Figure data in JSON
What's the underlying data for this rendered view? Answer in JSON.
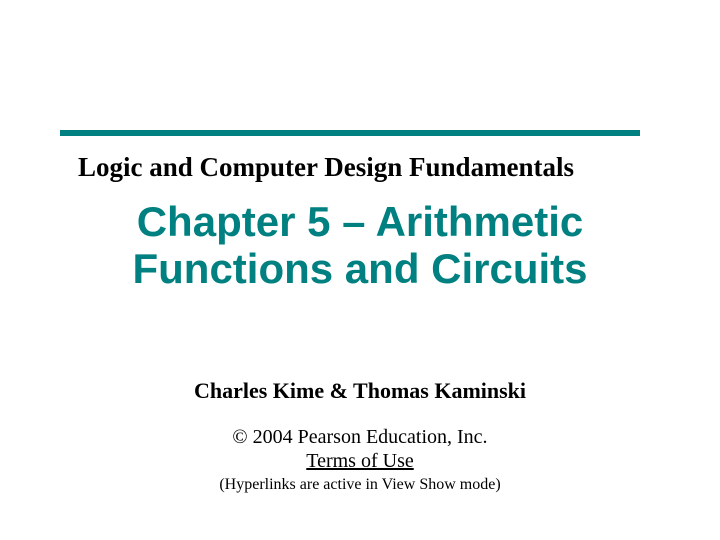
{
  "style": {
    "rule_color": "#008080",
    "title_color": "#008080",
    "background": "#ffffff"
  },
  "subtitle": "Logic and Computer Design Fundamentals",
  "title_line1": "Chapter 5 – Arithmetic",
  "title_line2": "Functions and Circuits",
  "authors": "Charles Kime & Thomas Kaminski",
  "copyright": "© 2004 Pearson Education, Inc.",
  "terms": "Terms of Use",
  "note": "(Hyperlinks are active in View Show mode)"
}
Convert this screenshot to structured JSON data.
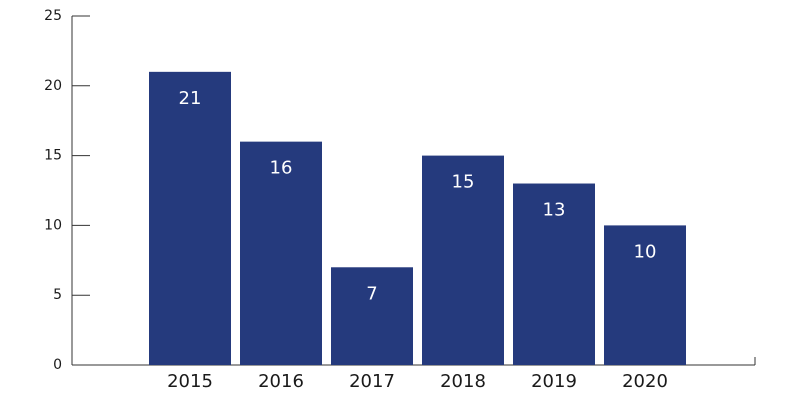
{
  "chart_data": {
    "type": "bar",
    "categories": [
      "2015",
      "2016",
      "2017",
      "2018",
      "2019",
      "2020"
    ],
    "values": [
      21,
      16,
      7,
      15,
      13,
      10
    ],
    "color": "#253a7d",
    "ylim": [
      0,
      25
    ],
    "yticks": [
      0,
      5,
      10,
      15,
      20,
      25
    ]
  }
}
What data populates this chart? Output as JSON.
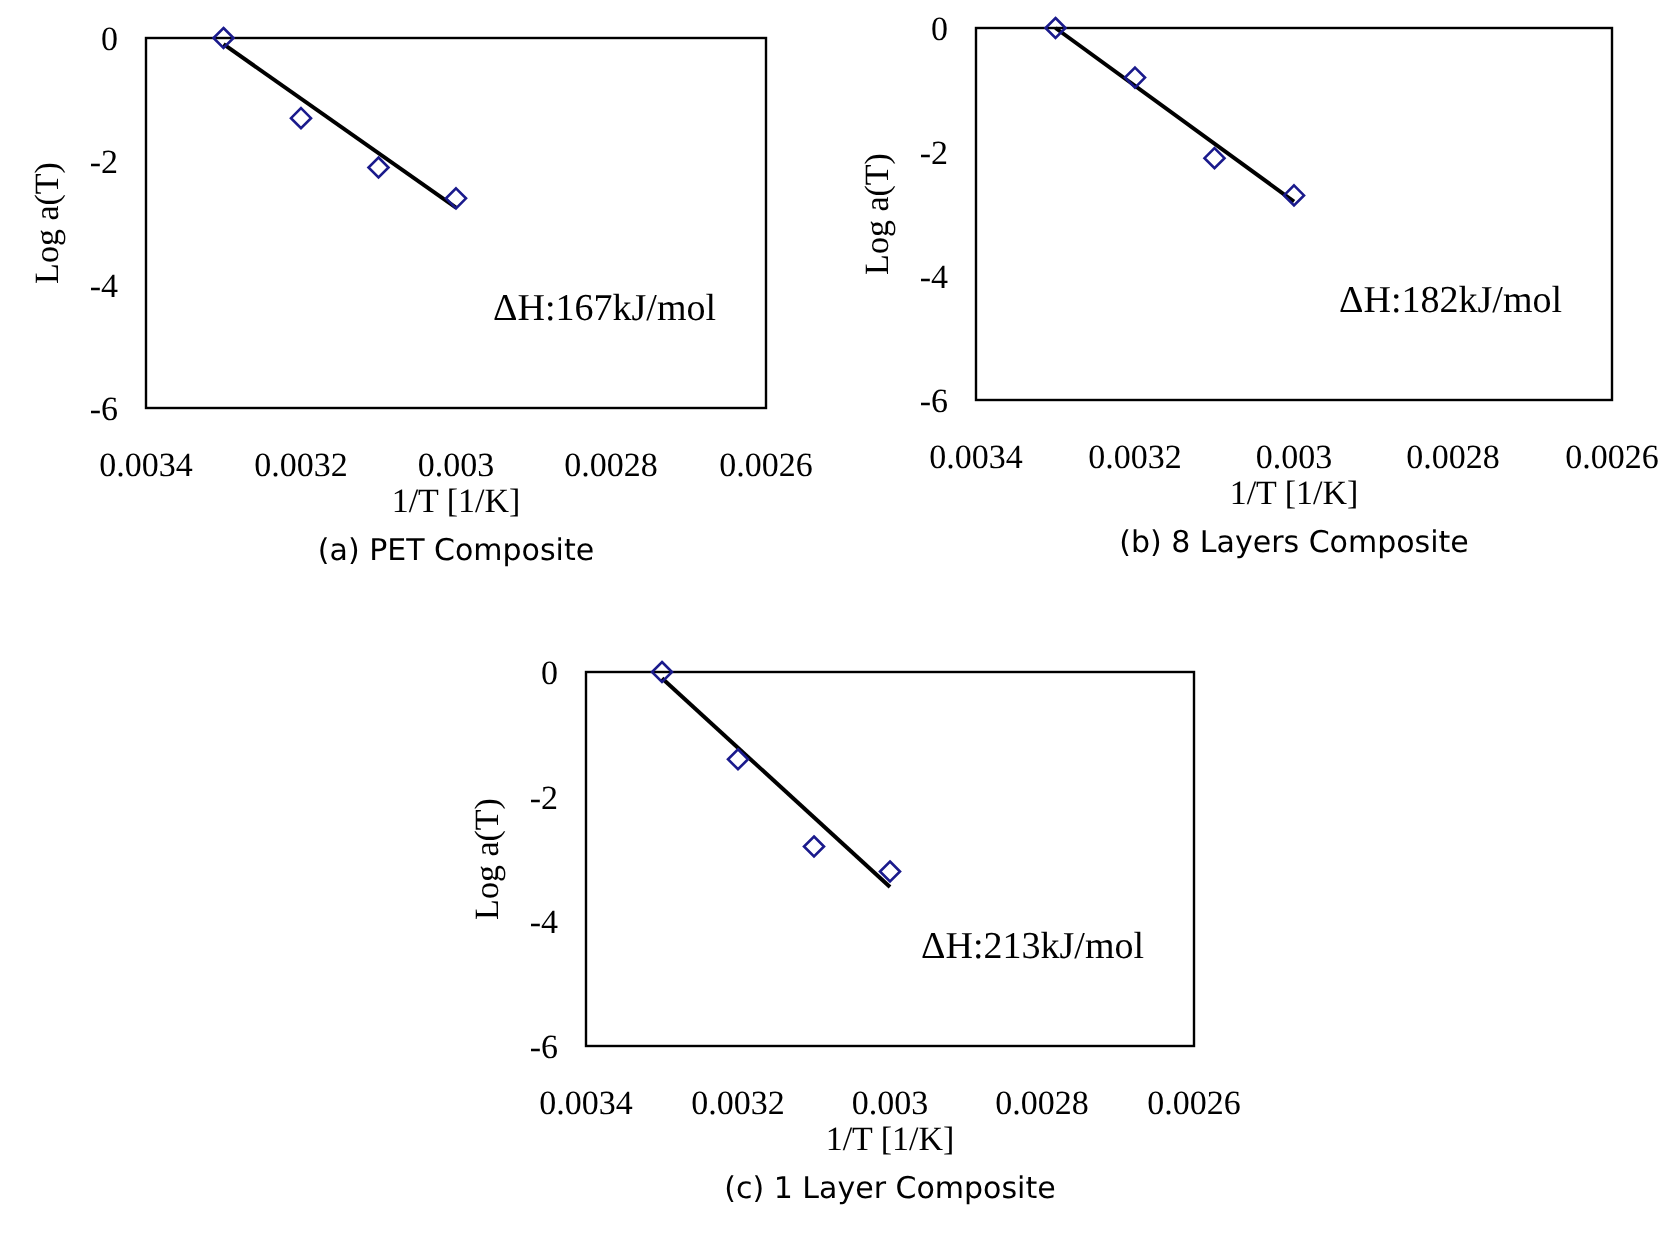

• _EXERCISE_: Restate the whole of the material word for word without the pictures.

• _PROBLEM SOLUTION_:
What's the underlying data for this rendered view? Answer in JSON.
{
  "style": {
    "rule_color": "#008080",
    "title_color": "#008080",
    "background": "#ffffff"
  },
  "subtitle": "Logic and Computer Design Fundamentals",
  "title_line1": "Chapter 5 – Arithmetic",
  "title_line2": "Functions and Circuits",
  "authors": "Charles Kime & Thomas Kaminski",
  "copyright": "© 2004 Pearson Education, Inc.",
  "terms": "Terms of Use",
  "note": "(Hyperlinks are active in View Show mode)"
}
Convert this screenshot to structured JSON data.
{
  "chart_data": {
    "type": "bar",
    "categories": [
      "2015",
      "2016",
      "2017",
      "2018",
      "2019",
      "2020"
    ],
    "values": [
      21,
      16,
      7,
      15,
      13,
      10
    ],
    "color": "#253a7d",
    "ylim": [
      0,
      25
    ],
    "yticks": [
      0,
      5,
      10,
      15,
      20,
      25
    ]
  }
}
What data populates this chart? Output as JSON.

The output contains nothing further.